* begin DATA RECORDS *

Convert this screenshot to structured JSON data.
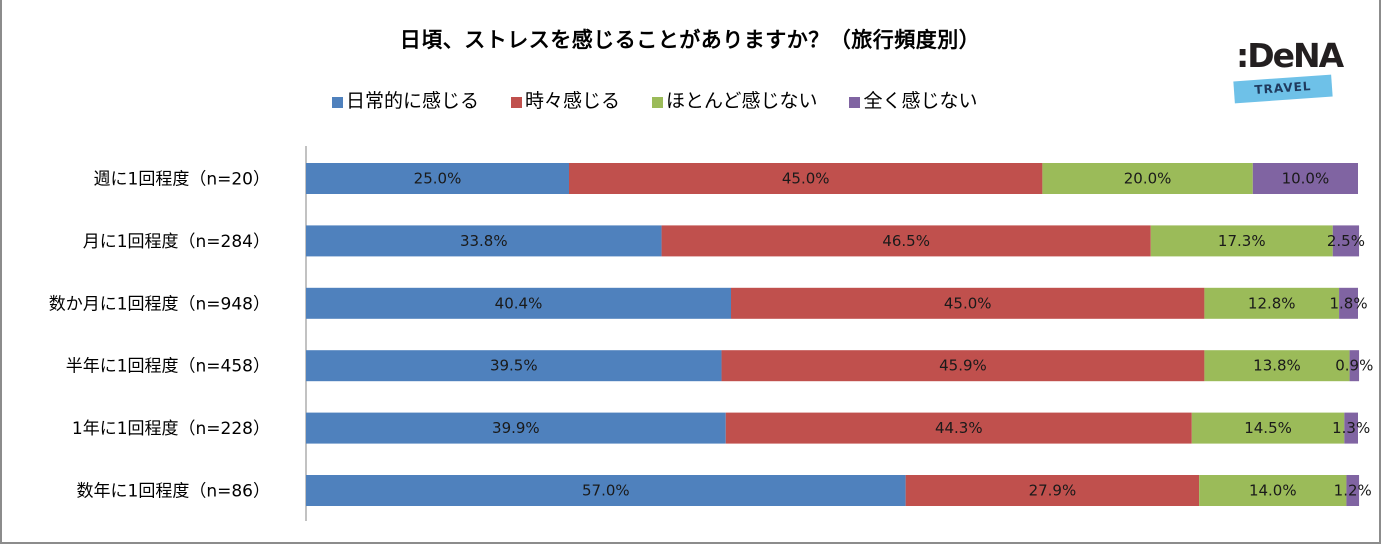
{
  "chart_data": {
    "type": "bar",
    "orientation": "horizontal",
    "stacked": "percent",
    "title": "日頃、ストレスを感じることがありますか？（旅行頻度別）",
    "xlabel": "",
    "ylabel": "",
    "xlim": [
      0,
      100
    ],
    "grid": false,
    "legend_position": "top",
    "categories": [
      "週に1回程度（n=20）",
      "月に1回程度（n=284）",
      "数か月に1回程度（n=948）",
      "半年に1回程度（n=458）",
      "1年に1回程度（n=228）",
      "数年に1回程度（n=86）"
    ],
    "series": [
      {
        "name": "日常的に感じる",
        "color": "#4f81bd",
        "values": [
          25.0,
          33.8,
          40.4,
          39.5,
          39.9,
          57.0
        ]
      },
      {
        "name": "時々感じる",
        "color": "#c0504d",
        "values": [
          45.0,
          46.5,
          45.0,
          45.9,
          44.3,
          27.9
        ]
      },
      {
        "name": "ほとんど感じない",
        "color": "#9bbb59",
        "values": [
          20.0,
          17.3,
          12.8,
          13.8,
          14.5,
          14.0
        ]
      },
      {
        "name": "全く感じない",
        "color": "#8064a2",
        "values": [
          10.0,
          2.5,
          1.8,
          0.9,
          1.3,
          1.2
        ]
      }
    ],
    "value_format": "percent_1dp"
  },
  "logo": {
    "brand": ":DeNA",
    "sub": "TRAVEL"
  }
}
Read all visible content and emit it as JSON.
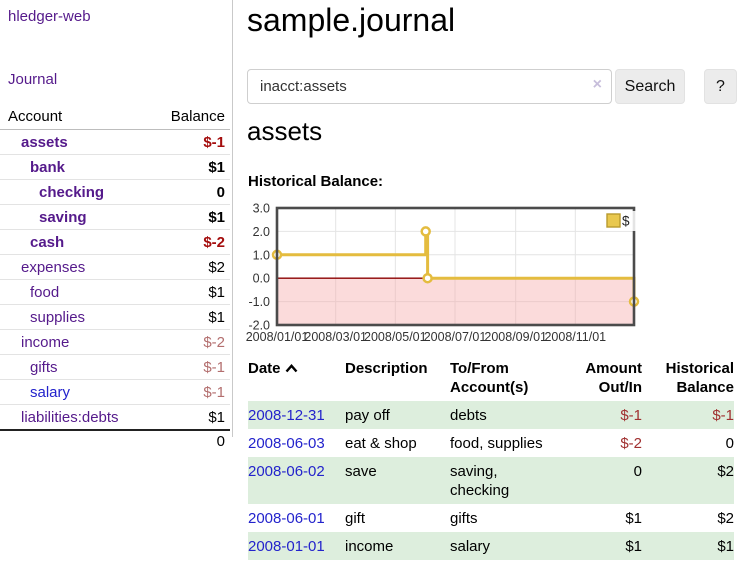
{
  "app": {
    "brand": "hledger-web",
    "nav_journal": "Journal"
  },
  "sidebar": {
    "header": {
      "account": "Account",
      "balance": "Balance"
    },
    "accounts": [
      {
        "name": "assets",
        "depth": 1,
        "bold": true,
        "link": "purple",
        "balance": "$-1",
        "balance_class": "neg-strong"
      },
      {
        "name": "bank",
        "depth": 2,
        "bold": true,
        "link": "purple",
        "balance": "$1",
        "balance_class": "pos-strong"
      },
      {
        "name": "checking",
        "depth": 3,
        "bold": true,
        "link": "purple",
        "balance": "0",
        "balance_class": "pos-strong"
      },
      {
        "name": "saving",
        "depth": 3,
        "bold": true,
        "link": "purple",
        "balance": "$1",
        "balance_class": "pos-strong"
      },
      {
        "name": "cash",
        "depth": 2,
        "bold": true,
        "link": "purple",
        "balance": "$-2",
        "balance_class": "neg-strong"
      },
      {
        "name": "expenses",
        "depth": 1,
        "bold": false,
        "link": "purple",
        "balance": "$2",
        "balance_class": ""
      },
      {
        "name": "food",
        "depth": 2,
        "bold": false,
        "link": "purple",
        "balance": "$1",
        "balance_class": ""
      },
      {
        "name": "supplies",
        "depth": 2,
        "bold": false,
        "link": "purple",
        "balance": "$1",
        "balance_class": ""
      },
      {
        "name": "income",
        "depth": 1,
        "bold": false,
        "link": "purple",
        "balance": "$-2",
        "balance_class": "neg-muted"
      },
      {
        "name": "gifts",
        "depth": 2,
        "bold": false,
        "link": "purple",
        "balance": "$-1",
        "balance_class": "neg-muted"
      },
      {
        "name": "salary",
        "depth": 2,
        "bold": false,
        "link": "blue",
        "balance": "$-1",
        "balance_class": "neg-muted"
      },
      {
        "name": "liabilities:debts",
        "depth": 1,
        "bold": false,
        "link": "purple",
        "balance": "$1",
        "balance_class": ""
      }
    ],
    "total": "0"
  },
  "header": {
    "title": "sample.journal"
  },
  "search": {
    "value": "inacct:assets",
    "clear_glyph": "×",
    "button": "Search",
    "help_button": "?"
  },
  "account_page": {
    "title": "assets",
    "chart_label": "Historical Balance:"
  },
  "chart_data": {
    "type": "line",
    "title": "Historical Balance:",
    "steps": true,
    "series": [
      {
        "name": "$",
        "color": "#e4bc3f",
        "points": [
          [
            "2008-01-01",
            1
          ],
          [
            "2008-06-01",
            2
          ],
          [
            "2008-06-03",
            0
          ],
          [
            "2008-12-31",
            -1
          ]
        ]
      }
    ],
    "x_range": [
      "2008-01-01",
      "2008-12-31"
    ],
    "ylim": [
      -2,
      3
    ],
    "yticks": [
      "3.0",
      "2.0",
      "1.0",
      "0.0",
      "-1.0",
      "-2.0"
    ],
    "xticks": [
      "2008/01/01",
      "2008/03/01",
      "2008/05/01",
      "2008/07/01",
      "2008/09/01",
      "2008/11/01"
    ],
    "grid": true,
    "legend_position": "top-right",
    "negative_region_color": "#f6aaaa",
    "zero_line_color": "#8b0000",
    "border_color": "#4b4b4b",
    "grid_color": "#e4e4e4"
  },
  "register": {
    "columns": [
      {
        "l1": "Date",
        "l2": "",
        "align": "left",
        "sortable": true
      },
      {
        "l1": "Description",
        "l2": "",
        "align": "left"
      },
      {
        "l1": "To/From",
        "l2": "Account(s)",
        "align": "left"
      },
      {
        "l1": "Amount",
        "l2": "Out/In",
        "align": "right"
      },
      {
        "l1": "Historical",
        "l2": "Balance",
        "align": "right"
      }
    ],
    "rows": [
      {
        "date": "2008-12-31",
        "description": "pay off",
        "accounts": "debts",
        "amount": "$-1",
        "amount_neg": true,
        "balance": "$-1",
        "balance_neg": true,
        "green": true
      },
      {
        "date": "2008-06-03",
        "description": "eat & shop",
        "accounts": "food, supplies",
        "amount": "$-2",
        "amount_neg": true,
        "balance": "0",
        "balance_neg": false,
        "green": false
      },
      {
        "date": "2008-06-02",
        "description": "save",
        "accounts": "saving, checking",
        "amount": "0",
        "amount_neg": false,
        "balance": "$2",
        "balance_neg": false,
        "green": true
      },
      {
        "date": "2008-06-01",
        "description": "gift",
        "accounts": "gifts",
        "amount": "$1",
        "amount_neg": false,
        "balance": "$2",
        "balance_neg": false,
        "green": false
      },
      {
        "date": "2008-01-01",
        "description": "income",
        "accounts": "salary",
        "amount": "$1",
        "amount_neg": false,
        "balance": "$1",
        "balance_neg": false,
        "green": true
      }
    ]
  }
}
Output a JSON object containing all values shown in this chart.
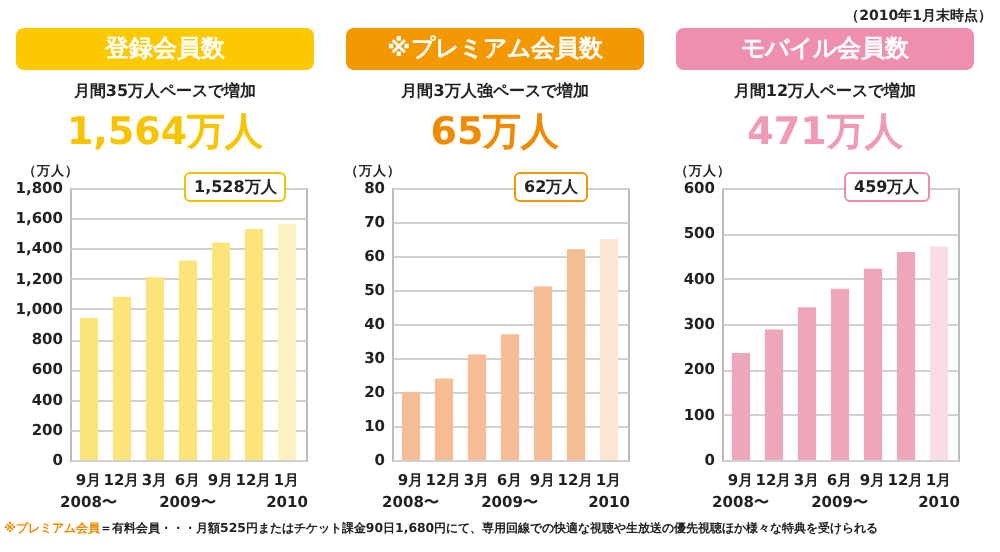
{
  "chart_data": [
    {
      "type": "bar",
      "title": "登録会員数",
      "subtitle": "月間35万人ペースで増加",
      "ylabel": "（万人）",
      "categories": [
        "9月\n2008〜",
        "12月",
        "3月",
        "6月\n2009〜",
        "9月",
        "12月",
        "1月\n2010"
      ],
      "values": [
        940,
        1080,
        1210,
        1320,
        1440,
        1528,
        1564
      ],
      "colors": [
        "#fce37a",
        "#fce37a",
        "#fce37a",
        "#fce37a",
        "#fce37a",
        "#fce37a",
        "#fdf3c2"
      ],
      "ylim": [
        0,
        1800
      ],
      "yticks": [
        0,
        200,
        400,
        600,
        800,
        {
          "value": 1000,
          "label": "1,000"
        },
        {
          "value": 1200,
          "label": "1,200"
        },
        {
          "value": 1400,
          "label": "1,400"
        },
        {
          "value": 1600,
          "label": "1,600"
        },
        {
          "value": 1800,
          "label": "1,800"
        }
      ],
      "grid": "y",
      "annotations": [
        "1,564万人",
        "1,528万人"
      ]
    },
    {
      "type": "bar",
      "title": "※プレミアム会員数",
      "subtitle": "月間3万人強ペースで増加",
      "ylabel": "（万人）",
      "categories": [
        "9月\n2008〜",
        "12月",
        "3月",
        "6月\n2009〜",
        "9月",
        "12月",
        "1月\n2010"
      ],
      "values": [
        20,
        24,
        31,
        37,
        51,
        62,
        65
      ],
      "colors": [
        "#f5bc96",
        "#f5bc96",
        "#f5bc96",
        "#f5bc96",
        "#f5bc96",
        "#f5bc96",
        "#fde7d4"
      ],
      "ylim": [
        0,
        80
      ],
      "yticks": [
        0,
        10,
        20,
        30,
        40,
        50,
        60,
        70,
        80
      ],
      "grid": "y",
      "annotations": [
        "65万人",
        "62万人",
        "※プレミアム会員",
        "＝有料会員・・・月額525円またはチケット課金90日1,680円にて、専用回線での快適な視聴や生放送の優先視聴ほか様々な特典を受けられる"
      ]
    },
    {
      "type": "bar",
      "title": "モバイル会員数",
      "subtitle": "月間12万人ペースで増加",
      "ylabel": "（万人）",
      "categories": [
        "9月\n2008〜",
        "12月",
        "3月",
        "6月\n2009〜",
        "9月",
        "12月",
        "1月\n2010"
      ],
      "values": [
        236,
        288,
        337,
        378,
        422,
        459,
        471
      ],
      "colors": [
        "#eea6bb",
        "#eea6bb",
        "#eea6bb",
        "#eea6bb",
        "#eea6bb",
        "#eea6bb",
        "#f9dde6"
      ],
      "ylim": [
        0,
        600
      ],
      "yticks": [
        0,
        100,
        200,
        300,
        400,
        500,
        600
      ],
      "grid": "y",
      "annotations": [
        "471万人",
        "459万人",
        "（2010年1月末時点）"
      ]
    }
  ]
}
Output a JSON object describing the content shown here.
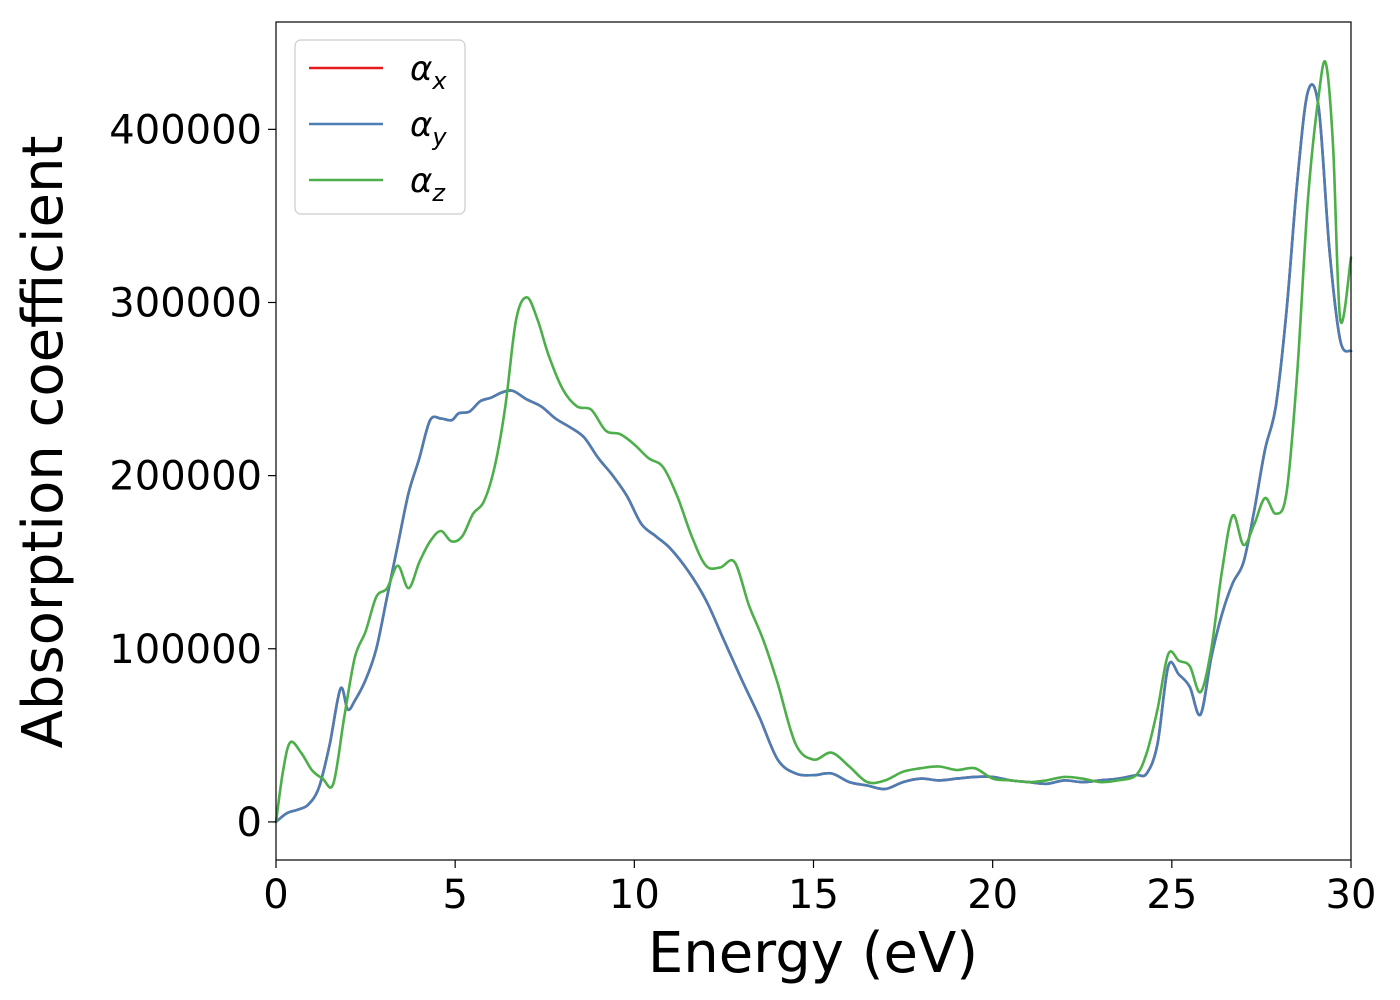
{
  "chart_data": {
    "type": "line",
    "xlabel": "Energy (eV)",
    "ylabel": "Absorption coefficient",
    "xlim": [
      0,
      30
    ],
    "ylim": [
      -22000,
      462000
    ],
    "xticks": [
      0,
      5,
      10,
      15,
      20,
      25,
      30
    ],
    "xtick_labels": [
      "0",
      "5",
      "10",
      "15",
      "20",
      "25",
      "30"
    ],
    "yticks": [
      0,
      100000,
      200000,
      300000,
      400000
    ],
    "ytick_labels": [
      "0",
      "100000",
      "200000",
      "300000",
      "400000"
    ],
    "grid": false,
    "legend_position": "top-left",
    "series": [
      {
        "name": "α_x",
        "legend_symbol": "α",
        "legend_sub": "x",
        "color": "#e41a1c",
        "x": [
          0,
          0.3,
          0.6,
          0.9,
          1.2,
          1.5,
          1.8,
          2.0,
          2.2,
          2.5,
          2.8,
          3.1,
          3.4,
          3.7,
          4.0,
          4.3,
          4.6,
          4.9,
          5.1,
          5.4,
          5.7,
          6.0,
          6.3,
          6.6,
          7.0,
          7.4,
          7.8,
          8.2,
          8.6,
          9.0,
          9.4,
          9.8,
          10.2,
          10.6,
          11.0,
          11.5,
          12.0,
          12.5,
          13.0,
          13.5,
          14.0,
          14.5,
          15.0,
          15.5,
          16.0,
          16.5,
          17.0,
          17.5,
          18.0,
          18.5,
          19.0,
          19.5,
          20.0,
          20.5,
          21.0,
          21.5,
          22.0,
          22.5,
          23.0,
          23.5,
          24.0,
          24.3,
          24.6,
          24.9,
          25.2,
          25.5,
          25.8,
          26.1,
          26.4,
          26.7,
          27.0,
          27.3,
          27.6,
          27.9,
          28.2,
          28.5,
          28.8,
          29.1,
          29.4,
          29.7,
          30.0
        ],
        "values": [
          0,
          5000,
          7000,
          10000,
          20000,
          45000,
          77000,
          65000,
          70000,
          82000,
          100000,
          130000,
          160000,
          190000,
          210000,
          232000,
          233000,
          232000,
          236000,
          237000,
          243000,
          245000,
          248000,
          249000,
          244000,
          240000,
          233000,
          228000,
          222000,
          210000,
          200000,
          188000,
          172000,
          165000,
          158000,
          145000,
          128000,
          105000,
          82000,
          60000,
          36000,
          28000,
          27000,
          28000,
          23000,
          21000,
          19000,
          23000,
          25000,
          24000,
          25000,
          26000,
          26000,
          24000,
          23000,
          22000,
          24000,
          23000,
          24000,
          25000,
          27000,
          28000,
          45000,
          90000,
          85000,
          78000,
          62000,
          95000,
          120000,
          138000,
          150000,
          180000,
          215000,
          240000,
          295000,
          370000,
          422000,
          412000,
          330000,
          278000,
          272000
        ]
      },
      {
        "name": "α_y",
        "legend_symbol": "α",
        "legend_sub": "y",
        "color": "#4a7fb5",
        "x": [
          0,
          0.3,
          0.6,
          0.9,
          1.2,
          1.5,
          1.8,
          2.0,
          2.2,
          2.5,
          2.8,
          3.1,
          3.4,
          3.7,
          4.0,
          4.3,
          4.6,
          4.9,
          5.1,
          5.4,
          5.7,
          6.0,
          6.3,
          6.6,
          7.0,
          7.4,
          7.8,
          8.2,
          8.6,
          9.0,
          9.4,
          9.8,
          10.2,
          10.6,
          11.0,
          11.5,
          12.0,
          12.5,
          13.0,
          13.5,
          14.0,
          14.5,
          15.0,
          15.5,
          16.0,
          16.5,
          17.0,
          17.5,
          18.0,
          18.5,
          19.0,
          19.5,
          20.0,
          20.5,
          21.0,
          21.5,
          22.0,
          22.5,
          23.0,
          23.5,
          24.0,
          24.3,
          24.6,
          24.9,
          25.2,
          25.5,
          25.8,
          26.1,
          26.4,
          26.7,
          27.0,
          27.3,
          27.6,
          27.9,
          28.2,
          28.5,
          28.8,
          29.1,
          29.4,
          29.7,
          30.0
        ],
        "values": [
          0,
          5000,
          7000,
          10000,
          20000,
          45000,
          77000,
          65000,
          70000,
          82000,
          100000,
          130000,
          160000,
          190000,
          210000,
          232000,
          233000,
          232000,
          236000,
          237000,
          243000,
          245000,
          248000,
          249000,
          244000,
          240000,
          233000,
          228000,
          222000,
          210000,
          200000,
          188000,
          172000,
          165000,
          158000,
          145000,
          128000,
          105000,
          82000,
          60000,
          36000,
          28000,
          27000,
          28000,
          23000,
          21000,
          19000,
          23000,
          25000,
          24000,
          25000,
          26000,
          26000,
          24000,
          23000,
          22000,
          24000,
          23000,
          24000,
          25000,
          27000,
          28000,
          45000,
          90000,
          85000,
          78000,
          62000,
          95000,
          120000,
          138000,
          150000,
          180000,
          215000,
          240000,
          295000,
          370000,
          422000,
          412000,
          330000,
          278000,
          272000
        ]
      },
      {
        "name": "α_z",
        "legend_symbol": "α",
        "legend_sub": "z",
        "color": "#4daf4a",
        "x": [
          0,
          0.2,
          0.4,
          0.7,
          1.0,
          1.3,
          1.6,
          1.9,
          2.2,
          2.5,
          2.8,
          3.1,
          3.4,
          3.7,
          4.0,
          4.3,
          4.6,
          4.9,
          5.2,
          5.5,
          5.8,
          6.1,
          6.4,
          6.7,
          7.0,
          7.3,
          7.6,
          8.0,
          8.4,
          8.8,
          9.2,
          9.6,
          10.0,
          10.4,
          10.8,
          11.2,
          11.6,
          12.0,
          12.4,
          12.8,
          13.2,
          13.6,
          14.0,
          14.5,
          15.0,
          15.5,
          16.0,
          16.5,
          17.0,
          17.5,
          18.0,
          18.5,
          19.0,
          19.5,
          20.0,
          20.5,
          21.0,
          21.5,
          22.0,
          22.5,
          23.0,
          23.5,
          24.0,
          24.3,
          24.6,
          24.9,
          25.2,
          25.5,
          25.8,
          26.1,
          26.4,
          26.7,
          27.0,
          27.3,
          27.6,
          27.9,
          28.2,
          28.5,
          28.8,
          29.1,
          29.3,
          29.5,
          29.7,
          30.0
        ],
        "values": [
          0,
          30000,
          46000,
          40000,
          30000,
          25000,
          22000,
          60000,
          95000,
          110000,
          130000,
          135000,
          148000,
          135000,
          150000,
          162000,
          168000,
          162000,
          165000,
          178000,
          185000,
          205000,
          240000,
          290000,
          303000,
          290000,
          270000,
          250000,
          240000,
          238000,
          226000,
          224000,
          218000,
          210000,
          205000,
          188000,
          165000,
          148000,
          147000,
          150000,
          125000,
          105000,
          80000,
          45000,
          36000,
          40000,
          32000,
          23000,
          24000,
          29000,
          31000,
          32000,
          30000,
          31000,
          25000,
          24000,
          23000,
          24000,
          26000,
          25000,
          23000,
          24000,
          27000,
          40000,
          65000,
          97000,
          93000,
          90000,
          75000,
          100000,
          145000,
          177000,
          160000,
          172000,
          187000,
          178000,
          190000,
          260000,
          360000,
          420000,
          438000,
          390000,
          290000,
          326000
        ]
      }
    ]
  }
}
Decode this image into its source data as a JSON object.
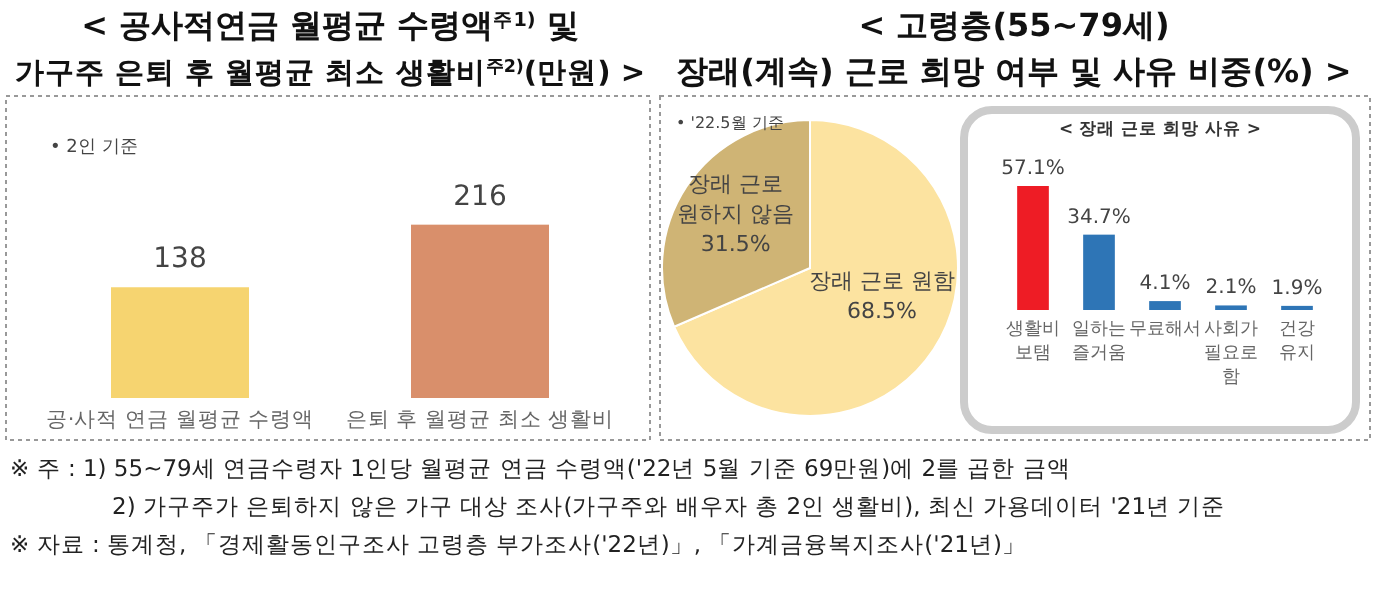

* end DATA RECORDS *

* WHAT YOU SHOULD DO: From the data above, show each line that contains "Historical".

* ANSWER FOR THIS EXERCISE:
    "chart_label": "Historical Balance:"
    "title": "Historical Balance:",
        "l1": "Historical",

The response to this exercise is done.